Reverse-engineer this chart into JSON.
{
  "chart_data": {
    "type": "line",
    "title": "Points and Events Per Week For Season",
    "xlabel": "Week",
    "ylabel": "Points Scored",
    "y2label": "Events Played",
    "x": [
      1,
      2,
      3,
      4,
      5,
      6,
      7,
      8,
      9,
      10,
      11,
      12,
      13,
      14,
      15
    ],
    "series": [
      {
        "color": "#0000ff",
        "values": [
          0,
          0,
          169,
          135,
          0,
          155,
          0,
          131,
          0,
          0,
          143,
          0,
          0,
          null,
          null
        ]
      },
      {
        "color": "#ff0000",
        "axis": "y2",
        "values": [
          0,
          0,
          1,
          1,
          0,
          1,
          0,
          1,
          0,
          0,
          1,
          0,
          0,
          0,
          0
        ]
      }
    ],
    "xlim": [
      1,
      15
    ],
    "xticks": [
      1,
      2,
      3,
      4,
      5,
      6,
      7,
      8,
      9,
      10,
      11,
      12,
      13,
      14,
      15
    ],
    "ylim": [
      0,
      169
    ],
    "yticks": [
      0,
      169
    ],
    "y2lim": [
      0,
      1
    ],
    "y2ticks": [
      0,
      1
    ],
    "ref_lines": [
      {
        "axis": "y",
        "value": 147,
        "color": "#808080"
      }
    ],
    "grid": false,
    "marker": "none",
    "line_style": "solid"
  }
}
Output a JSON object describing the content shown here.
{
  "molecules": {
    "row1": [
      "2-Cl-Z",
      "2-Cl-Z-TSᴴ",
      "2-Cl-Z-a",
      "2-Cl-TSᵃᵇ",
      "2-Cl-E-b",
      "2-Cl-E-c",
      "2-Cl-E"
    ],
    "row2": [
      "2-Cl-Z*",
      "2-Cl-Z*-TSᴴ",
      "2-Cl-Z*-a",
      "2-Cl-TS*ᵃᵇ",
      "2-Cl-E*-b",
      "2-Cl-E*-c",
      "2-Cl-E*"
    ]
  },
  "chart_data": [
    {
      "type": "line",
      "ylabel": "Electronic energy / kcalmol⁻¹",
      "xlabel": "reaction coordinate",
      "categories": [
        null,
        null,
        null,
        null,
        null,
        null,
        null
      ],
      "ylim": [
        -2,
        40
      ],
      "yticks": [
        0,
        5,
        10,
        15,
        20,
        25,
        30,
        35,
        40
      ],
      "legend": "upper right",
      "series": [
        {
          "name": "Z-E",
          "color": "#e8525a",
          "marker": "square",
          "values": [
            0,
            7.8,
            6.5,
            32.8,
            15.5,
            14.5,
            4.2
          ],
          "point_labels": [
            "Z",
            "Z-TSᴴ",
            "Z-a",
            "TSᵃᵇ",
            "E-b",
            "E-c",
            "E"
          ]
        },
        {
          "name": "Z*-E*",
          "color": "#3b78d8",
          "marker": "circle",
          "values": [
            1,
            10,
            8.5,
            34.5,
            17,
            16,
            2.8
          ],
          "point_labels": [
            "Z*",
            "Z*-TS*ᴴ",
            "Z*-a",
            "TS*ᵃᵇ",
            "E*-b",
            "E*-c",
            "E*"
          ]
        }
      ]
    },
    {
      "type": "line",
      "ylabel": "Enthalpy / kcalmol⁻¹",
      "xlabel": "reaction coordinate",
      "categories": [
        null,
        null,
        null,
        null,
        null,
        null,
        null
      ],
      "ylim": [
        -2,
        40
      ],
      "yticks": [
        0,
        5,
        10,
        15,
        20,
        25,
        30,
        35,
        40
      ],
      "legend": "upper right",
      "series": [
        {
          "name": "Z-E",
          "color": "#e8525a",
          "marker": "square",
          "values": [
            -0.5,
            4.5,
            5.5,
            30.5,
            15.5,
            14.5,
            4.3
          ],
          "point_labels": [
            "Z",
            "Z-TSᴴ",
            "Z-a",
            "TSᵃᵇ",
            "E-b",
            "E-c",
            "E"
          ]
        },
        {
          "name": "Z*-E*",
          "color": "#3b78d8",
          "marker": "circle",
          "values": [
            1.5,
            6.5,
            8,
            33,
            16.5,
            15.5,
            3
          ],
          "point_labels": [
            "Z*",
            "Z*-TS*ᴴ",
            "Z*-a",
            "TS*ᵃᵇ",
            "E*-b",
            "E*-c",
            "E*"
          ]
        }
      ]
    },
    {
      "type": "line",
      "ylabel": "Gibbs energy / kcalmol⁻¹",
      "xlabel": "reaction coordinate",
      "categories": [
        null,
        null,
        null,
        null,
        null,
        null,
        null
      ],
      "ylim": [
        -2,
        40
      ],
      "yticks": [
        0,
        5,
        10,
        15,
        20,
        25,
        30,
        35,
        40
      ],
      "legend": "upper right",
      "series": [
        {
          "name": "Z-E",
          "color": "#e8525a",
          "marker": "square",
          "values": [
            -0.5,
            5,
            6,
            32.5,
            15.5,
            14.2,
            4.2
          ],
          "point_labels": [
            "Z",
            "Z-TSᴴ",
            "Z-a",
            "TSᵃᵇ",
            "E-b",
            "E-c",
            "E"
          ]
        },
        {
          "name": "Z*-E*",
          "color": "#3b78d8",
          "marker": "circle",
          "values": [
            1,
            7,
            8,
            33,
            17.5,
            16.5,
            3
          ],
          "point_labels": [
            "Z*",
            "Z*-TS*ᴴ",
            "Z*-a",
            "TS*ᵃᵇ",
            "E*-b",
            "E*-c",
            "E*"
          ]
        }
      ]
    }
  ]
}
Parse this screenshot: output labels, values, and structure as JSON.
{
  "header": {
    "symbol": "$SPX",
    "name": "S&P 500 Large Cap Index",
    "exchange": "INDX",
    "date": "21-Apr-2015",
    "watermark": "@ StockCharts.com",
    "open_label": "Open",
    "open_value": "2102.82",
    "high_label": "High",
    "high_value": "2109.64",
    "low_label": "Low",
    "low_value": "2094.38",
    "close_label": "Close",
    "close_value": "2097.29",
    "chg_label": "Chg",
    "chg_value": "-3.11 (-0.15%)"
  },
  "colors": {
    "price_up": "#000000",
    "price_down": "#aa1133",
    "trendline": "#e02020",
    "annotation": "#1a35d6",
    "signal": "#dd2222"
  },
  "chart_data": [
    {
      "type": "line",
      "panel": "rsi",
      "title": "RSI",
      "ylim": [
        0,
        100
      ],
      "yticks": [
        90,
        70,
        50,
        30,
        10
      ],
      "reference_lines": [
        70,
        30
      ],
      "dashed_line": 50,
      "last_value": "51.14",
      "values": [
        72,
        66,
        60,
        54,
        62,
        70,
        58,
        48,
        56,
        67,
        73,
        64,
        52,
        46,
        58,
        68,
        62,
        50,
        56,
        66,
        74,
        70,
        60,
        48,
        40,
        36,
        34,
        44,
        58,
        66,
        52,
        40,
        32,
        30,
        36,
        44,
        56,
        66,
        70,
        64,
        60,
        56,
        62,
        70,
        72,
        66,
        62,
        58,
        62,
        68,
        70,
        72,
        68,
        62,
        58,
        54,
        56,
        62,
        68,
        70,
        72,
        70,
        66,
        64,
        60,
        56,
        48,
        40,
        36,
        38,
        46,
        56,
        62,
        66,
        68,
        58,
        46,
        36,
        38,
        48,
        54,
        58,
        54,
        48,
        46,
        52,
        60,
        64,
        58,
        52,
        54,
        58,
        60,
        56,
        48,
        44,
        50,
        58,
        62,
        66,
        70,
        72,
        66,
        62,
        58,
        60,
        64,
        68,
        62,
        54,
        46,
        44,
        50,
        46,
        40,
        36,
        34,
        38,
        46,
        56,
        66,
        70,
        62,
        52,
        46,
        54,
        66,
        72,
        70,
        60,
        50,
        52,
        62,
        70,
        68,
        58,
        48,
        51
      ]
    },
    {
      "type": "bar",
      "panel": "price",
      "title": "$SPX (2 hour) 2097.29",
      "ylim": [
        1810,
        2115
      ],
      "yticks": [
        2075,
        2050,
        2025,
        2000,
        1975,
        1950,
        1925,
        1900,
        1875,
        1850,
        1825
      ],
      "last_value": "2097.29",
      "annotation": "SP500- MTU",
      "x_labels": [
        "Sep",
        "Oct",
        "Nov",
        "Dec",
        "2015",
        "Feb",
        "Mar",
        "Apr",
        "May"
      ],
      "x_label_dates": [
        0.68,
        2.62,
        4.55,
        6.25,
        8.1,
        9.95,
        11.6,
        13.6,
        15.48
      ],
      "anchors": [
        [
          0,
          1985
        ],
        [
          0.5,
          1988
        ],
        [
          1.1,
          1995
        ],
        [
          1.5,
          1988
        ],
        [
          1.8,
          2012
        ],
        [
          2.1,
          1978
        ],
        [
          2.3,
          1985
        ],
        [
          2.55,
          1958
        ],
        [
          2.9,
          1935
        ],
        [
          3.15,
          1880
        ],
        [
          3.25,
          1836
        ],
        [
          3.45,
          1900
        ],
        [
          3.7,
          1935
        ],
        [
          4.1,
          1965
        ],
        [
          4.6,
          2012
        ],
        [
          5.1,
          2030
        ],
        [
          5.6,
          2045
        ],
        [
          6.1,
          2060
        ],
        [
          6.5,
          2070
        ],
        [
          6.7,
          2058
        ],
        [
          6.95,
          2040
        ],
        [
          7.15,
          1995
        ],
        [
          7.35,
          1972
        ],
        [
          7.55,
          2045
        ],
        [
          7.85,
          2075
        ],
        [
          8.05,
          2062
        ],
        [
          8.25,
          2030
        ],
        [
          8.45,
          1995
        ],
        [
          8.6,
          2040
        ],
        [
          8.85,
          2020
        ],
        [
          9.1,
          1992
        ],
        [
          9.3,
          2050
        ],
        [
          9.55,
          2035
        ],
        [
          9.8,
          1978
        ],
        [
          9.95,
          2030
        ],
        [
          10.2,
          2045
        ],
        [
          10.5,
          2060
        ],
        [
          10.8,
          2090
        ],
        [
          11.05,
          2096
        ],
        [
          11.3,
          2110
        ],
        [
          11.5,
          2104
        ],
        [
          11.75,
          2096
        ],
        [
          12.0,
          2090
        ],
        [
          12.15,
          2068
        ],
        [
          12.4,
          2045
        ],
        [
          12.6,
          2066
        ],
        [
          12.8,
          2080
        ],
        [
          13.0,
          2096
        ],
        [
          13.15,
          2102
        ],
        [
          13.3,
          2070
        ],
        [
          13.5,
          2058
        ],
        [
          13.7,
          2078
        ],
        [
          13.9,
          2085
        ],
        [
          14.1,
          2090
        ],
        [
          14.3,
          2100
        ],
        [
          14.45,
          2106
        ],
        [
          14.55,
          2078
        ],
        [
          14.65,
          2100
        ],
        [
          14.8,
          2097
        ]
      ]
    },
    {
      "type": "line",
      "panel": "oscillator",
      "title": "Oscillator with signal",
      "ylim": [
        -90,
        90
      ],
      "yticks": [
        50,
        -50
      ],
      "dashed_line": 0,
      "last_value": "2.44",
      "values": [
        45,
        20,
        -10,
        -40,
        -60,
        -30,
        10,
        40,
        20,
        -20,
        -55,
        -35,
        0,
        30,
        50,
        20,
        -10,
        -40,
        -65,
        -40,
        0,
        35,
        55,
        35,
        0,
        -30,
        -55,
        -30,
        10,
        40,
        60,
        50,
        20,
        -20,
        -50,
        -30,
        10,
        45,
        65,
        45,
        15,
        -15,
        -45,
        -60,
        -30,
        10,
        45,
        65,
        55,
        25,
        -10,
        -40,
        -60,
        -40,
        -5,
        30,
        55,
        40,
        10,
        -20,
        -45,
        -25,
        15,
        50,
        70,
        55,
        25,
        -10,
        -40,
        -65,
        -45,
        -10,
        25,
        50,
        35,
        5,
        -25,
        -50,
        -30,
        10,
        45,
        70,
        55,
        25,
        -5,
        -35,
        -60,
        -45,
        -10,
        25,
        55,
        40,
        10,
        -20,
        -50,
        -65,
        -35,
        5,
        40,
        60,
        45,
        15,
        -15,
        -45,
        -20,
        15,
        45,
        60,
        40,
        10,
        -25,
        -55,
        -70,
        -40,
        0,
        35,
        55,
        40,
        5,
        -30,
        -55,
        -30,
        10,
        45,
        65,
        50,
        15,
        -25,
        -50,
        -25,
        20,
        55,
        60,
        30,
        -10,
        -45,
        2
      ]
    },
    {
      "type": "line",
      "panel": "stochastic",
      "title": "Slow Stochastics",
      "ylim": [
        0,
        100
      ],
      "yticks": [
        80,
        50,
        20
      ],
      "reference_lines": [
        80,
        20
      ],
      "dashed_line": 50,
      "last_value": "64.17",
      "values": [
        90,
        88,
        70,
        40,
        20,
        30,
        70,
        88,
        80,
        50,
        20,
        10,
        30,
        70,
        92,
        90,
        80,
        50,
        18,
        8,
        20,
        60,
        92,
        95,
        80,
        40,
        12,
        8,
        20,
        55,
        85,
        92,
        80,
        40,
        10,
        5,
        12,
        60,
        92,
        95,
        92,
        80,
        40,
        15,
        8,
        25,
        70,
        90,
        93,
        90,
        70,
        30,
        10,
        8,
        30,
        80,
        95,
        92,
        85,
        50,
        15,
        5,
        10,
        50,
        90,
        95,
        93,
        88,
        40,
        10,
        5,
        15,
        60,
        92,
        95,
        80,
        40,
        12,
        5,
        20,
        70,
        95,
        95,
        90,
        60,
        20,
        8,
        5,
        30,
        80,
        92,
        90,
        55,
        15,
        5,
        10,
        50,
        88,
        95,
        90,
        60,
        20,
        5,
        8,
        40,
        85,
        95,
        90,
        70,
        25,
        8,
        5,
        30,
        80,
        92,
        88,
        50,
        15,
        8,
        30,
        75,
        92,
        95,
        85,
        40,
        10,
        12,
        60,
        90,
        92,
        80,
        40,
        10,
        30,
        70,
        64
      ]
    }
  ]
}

* SHORT TASK:
Pull out each line holding the string "this".

* EXERCISE OUTPUT:
Reverse-engineer this chart into JSON.
Parse this screenshot: output labels, values, and structure as JSON.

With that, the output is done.